(Records from a collection of figures)
* * * * * * * * *
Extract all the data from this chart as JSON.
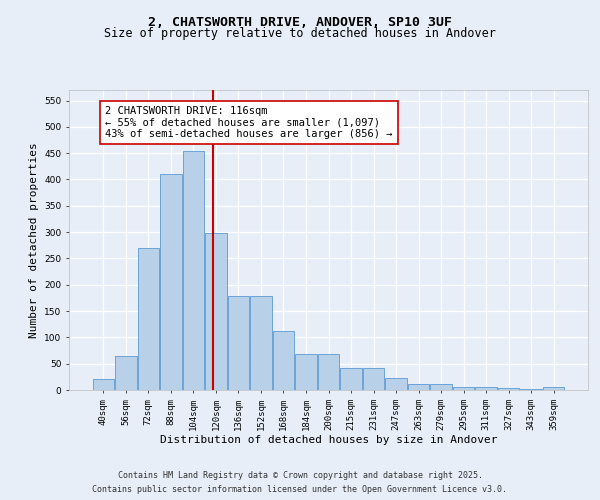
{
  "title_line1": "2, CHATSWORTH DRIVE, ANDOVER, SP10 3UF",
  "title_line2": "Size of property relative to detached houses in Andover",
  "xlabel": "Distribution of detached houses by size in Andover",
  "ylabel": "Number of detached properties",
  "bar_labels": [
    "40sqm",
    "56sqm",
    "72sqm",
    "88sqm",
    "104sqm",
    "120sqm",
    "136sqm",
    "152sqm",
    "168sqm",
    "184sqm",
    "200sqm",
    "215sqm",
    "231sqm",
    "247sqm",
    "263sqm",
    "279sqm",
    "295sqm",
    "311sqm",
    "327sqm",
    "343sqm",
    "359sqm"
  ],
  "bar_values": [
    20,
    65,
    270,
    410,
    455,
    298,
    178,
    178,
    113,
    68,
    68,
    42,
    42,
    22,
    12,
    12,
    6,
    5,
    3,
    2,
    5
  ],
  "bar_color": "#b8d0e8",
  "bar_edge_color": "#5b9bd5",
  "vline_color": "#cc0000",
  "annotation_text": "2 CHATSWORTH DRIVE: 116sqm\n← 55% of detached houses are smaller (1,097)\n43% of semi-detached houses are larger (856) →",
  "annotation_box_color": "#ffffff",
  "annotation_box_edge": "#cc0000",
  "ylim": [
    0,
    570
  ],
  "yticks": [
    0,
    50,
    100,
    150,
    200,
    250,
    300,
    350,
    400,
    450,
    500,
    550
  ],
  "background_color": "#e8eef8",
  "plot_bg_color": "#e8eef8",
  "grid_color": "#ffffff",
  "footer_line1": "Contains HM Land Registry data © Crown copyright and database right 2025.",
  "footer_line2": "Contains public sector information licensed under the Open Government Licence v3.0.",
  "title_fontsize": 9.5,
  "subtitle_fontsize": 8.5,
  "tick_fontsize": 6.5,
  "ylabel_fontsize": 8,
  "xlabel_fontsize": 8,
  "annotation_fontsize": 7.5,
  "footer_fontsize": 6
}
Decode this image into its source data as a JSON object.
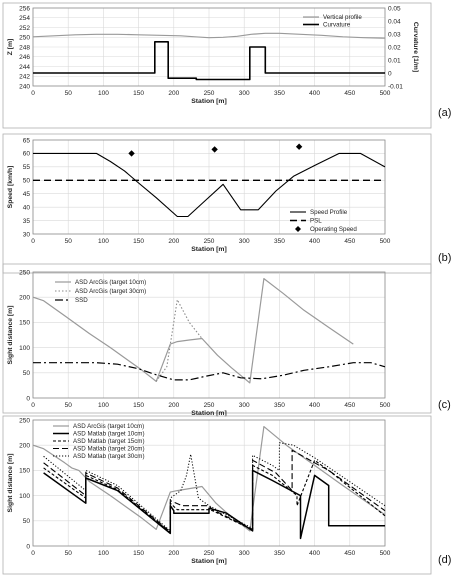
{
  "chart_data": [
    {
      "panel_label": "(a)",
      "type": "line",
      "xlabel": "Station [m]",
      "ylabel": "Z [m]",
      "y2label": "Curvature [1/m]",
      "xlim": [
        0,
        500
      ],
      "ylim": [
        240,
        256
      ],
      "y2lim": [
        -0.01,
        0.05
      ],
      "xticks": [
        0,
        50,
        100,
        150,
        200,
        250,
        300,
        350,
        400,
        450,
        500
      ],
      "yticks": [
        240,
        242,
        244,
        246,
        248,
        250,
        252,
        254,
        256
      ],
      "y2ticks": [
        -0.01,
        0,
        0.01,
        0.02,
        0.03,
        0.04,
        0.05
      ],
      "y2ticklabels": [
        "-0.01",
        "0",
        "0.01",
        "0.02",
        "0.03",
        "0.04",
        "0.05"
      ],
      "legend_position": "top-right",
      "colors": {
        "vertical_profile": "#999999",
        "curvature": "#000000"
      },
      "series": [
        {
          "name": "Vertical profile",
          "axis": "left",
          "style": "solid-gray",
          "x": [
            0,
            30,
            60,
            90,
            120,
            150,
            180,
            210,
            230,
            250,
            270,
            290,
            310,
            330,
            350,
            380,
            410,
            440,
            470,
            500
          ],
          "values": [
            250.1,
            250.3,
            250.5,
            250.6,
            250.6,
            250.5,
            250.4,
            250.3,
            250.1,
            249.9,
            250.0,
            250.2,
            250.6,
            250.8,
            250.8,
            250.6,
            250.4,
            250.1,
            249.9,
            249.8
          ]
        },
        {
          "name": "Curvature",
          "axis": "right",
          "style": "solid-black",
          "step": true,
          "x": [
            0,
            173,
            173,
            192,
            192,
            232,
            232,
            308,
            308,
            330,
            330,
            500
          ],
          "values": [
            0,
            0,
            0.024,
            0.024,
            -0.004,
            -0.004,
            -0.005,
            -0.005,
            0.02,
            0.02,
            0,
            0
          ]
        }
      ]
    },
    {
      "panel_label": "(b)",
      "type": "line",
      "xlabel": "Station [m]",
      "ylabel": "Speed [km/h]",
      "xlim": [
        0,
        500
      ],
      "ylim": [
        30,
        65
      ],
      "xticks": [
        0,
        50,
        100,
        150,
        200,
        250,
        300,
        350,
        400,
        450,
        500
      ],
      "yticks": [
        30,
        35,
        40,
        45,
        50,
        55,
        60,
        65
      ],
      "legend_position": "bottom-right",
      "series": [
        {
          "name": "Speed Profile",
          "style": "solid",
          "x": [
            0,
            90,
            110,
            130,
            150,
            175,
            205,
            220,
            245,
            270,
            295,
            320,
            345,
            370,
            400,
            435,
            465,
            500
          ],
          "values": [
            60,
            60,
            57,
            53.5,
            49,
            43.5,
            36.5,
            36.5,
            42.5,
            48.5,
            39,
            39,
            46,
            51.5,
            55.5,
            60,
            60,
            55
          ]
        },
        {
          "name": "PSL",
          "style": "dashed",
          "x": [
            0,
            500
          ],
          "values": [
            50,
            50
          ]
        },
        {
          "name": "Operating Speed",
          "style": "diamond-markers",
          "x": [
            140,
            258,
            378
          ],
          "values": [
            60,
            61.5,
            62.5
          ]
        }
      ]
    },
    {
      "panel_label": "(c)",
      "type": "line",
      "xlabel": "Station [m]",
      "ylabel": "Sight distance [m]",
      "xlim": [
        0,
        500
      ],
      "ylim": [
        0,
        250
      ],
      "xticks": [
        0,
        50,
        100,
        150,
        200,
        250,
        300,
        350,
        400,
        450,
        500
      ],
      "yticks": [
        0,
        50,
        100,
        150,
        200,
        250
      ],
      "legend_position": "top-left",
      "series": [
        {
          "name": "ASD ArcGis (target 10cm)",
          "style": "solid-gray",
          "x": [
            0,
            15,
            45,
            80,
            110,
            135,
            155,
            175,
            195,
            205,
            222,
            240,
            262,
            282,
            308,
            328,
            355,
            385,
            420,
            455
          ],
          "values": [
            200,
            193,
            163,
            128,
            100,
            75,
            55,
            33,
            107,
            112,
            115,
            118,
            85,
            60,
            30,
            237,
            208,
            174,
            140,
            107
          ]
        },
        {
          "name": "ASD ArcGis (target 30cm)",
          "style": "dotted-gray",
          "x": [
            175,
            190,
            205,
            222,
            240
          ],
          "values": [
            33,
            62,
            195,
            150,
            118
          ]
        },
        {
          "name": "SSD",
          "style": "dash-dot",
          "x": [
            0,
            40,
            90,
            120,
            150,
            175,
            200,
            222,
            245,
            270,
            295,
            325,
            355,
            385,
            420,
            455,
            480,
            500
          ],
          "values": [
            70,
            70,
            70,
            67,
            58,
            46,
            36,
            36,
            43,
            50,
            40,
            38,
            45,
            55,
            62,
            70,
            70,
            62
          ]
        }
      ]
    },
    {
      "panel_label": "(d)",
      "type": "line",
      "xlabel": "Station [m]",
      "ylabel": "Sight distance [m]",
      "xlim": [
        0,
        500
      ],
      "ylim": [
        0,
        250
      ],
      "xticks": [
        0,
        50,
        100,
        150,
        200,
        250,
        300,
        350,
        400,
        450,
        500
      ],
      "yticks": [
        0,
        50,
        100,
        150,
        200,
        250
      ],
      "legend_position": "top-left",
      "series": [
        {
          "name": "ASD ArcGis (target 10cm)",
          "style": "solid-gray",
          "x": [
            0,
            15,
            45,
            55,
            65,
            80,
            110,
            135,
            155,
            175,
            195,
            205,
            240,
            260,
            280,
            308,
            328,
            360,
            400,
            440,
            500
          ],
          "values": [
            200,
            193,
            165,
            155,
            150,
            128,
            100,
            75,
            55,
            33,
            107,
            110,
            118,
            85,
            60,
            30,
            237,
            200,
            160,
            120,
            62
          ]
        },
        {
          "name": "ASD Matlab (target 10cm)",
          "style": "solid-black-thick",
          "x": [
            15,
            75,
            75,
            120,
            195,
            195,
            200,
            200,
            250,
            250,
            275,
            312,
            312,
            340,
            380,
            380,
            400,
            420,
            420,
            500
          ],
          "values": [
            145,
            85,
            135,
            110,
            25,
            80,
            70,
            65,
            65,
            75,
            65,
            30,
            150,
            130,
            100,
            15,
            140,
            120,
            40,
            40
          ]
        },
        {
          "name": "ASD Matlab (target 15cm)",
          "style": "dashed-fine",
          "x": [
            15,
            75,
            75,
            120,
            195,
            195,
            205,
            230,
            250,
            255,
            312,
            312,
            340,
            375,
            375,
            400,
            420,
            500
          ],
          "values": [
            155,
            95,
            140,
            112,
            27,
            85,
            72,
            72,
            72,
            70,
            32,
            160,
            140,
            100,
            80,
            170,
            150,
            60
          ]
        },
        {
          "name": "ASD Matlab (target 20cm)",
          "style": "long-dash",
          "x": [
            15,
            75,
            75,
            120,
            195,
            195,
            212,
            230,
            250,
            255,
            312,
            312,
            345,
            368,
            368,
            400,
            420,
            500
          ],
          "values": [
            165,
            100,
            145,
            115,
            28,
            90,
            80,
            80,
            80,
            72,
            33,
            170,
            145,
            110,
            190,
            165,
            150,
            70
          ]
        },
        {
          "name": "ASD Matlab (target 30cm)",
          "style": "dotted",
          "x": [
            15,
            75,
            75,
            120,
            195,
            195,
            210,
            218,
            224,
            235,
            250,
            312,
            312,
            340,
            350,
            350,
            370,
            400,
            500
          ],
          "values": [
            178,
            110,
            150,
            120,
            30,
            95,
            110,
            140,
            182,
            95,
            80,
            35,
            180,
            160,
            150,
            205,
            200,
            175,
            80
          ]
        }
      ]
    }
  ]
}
* * * * * * * * *
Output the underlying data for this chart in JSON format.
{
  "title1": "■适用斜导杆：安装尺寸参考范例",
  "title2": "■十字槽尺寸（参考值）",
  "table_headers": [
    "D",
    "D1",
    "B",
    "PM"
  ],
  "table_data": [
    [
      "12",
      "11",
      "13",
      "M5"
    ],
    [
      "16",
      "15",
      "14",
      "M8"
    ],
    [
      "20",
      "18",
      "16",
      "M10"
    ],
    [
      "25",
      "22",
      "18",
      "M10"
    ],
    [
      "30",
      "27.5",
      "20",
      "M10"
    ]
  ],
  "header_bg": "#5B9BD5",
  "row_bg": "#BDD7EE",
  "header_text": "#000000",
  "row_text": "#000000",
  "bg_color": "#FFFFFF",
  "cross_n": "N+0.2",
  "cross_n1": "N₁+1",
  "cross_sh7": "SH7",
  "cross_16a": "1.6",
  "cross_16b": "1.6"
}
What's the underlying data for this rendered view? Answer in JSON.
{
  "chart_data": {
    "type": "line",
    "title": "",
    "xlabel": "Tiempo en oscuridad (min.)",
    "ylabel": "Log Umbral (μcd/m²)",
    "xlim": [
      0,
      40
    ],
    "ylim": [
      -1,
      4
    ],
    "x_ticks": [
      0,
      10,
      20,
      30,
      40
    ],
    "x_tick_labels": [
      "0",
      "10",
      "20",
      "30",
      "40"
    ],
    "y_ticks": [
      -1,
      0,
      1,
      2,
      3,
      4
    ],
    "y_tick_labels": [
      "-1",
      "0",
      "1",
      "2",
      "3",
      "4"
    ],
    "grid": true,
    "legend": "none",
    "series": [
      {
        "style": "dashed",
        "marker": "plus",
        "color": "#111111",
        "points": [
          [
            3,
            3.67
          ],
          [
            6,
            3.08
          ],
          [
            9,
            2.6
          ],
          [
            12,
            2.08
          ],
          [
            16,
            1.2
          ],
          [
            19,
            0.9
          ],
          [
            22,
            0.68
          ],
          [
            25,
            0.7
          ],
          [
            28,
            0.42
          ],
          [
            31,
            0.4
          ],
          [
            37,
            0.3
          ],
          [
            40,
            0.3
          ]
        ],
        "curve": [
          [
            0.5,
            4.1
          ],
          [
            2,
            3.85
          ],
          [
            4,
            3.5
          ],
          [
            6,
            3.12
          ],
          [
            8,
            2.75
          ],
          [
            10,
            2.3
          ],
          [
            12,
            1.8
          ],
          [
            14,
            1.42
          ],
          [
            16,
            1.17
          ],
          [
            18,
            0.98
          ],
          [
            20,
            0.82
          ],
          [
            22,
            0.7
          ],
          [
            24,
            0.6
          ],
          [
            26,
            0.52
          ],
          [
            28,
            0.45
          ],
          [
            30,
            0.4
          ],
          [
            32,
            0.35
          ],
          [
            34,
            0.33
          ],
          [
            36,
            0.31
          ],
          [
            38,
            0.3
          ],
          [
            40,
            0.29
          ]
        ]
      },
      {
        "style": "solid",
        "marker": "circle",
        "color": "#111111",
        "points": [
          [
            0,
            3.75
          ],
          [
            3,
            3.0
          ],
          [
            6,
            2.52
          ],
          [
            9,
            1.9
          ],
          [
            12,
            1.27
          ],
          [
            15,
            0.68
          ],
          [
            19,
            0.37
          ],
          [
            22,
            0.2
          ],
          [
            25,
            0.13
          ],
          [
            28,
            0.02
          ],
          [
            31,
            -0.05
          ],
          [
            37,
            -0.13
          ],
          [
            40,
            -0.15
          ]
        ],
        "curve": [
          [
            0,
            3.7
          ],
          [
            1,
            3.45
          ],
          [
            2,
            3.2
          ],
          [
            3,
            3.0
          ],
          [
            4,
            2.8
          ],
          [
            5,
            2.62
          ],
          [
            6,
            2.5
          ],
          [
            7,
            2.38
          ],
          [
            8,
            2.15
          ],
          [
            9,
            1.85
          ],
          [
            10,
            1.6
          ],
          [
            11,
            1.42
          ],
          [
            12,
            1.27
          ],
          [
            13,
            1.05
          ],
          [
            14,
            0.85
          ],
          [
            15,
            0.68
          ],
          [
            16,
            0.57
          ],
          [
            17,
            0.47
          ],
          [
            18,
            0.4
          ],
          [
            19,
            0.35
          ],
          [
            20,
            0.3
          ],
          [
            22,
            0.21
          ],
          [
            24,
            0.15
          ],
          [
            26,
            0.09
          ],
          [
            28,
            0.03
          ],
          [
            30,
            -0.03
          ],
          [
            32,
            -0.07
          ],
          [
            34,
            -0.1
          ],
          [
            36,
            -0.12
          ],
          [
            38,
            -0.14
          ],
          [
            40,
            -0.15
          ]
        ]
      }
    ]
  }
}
* * * * * * * * *
» **TASK INSTRUCTIONS**
Whenever "target" turns up in a line, pick that line out.

» **SOLUTION TO THE PROBLEM**
          "name": "ASD ArcGis (target 10cm)",
          "name": "ASD ArcGis (target 30cm)",
          "name": "ASD ArcGis (target 10cm)",
          "name": "ASD Matlab (target 10cm)",
          "name": "ASD Matlab (target 15cm)",
          "name": "ASD Matlab (target 20cm)",
          "name": "ASD Matlab (target 30cm)",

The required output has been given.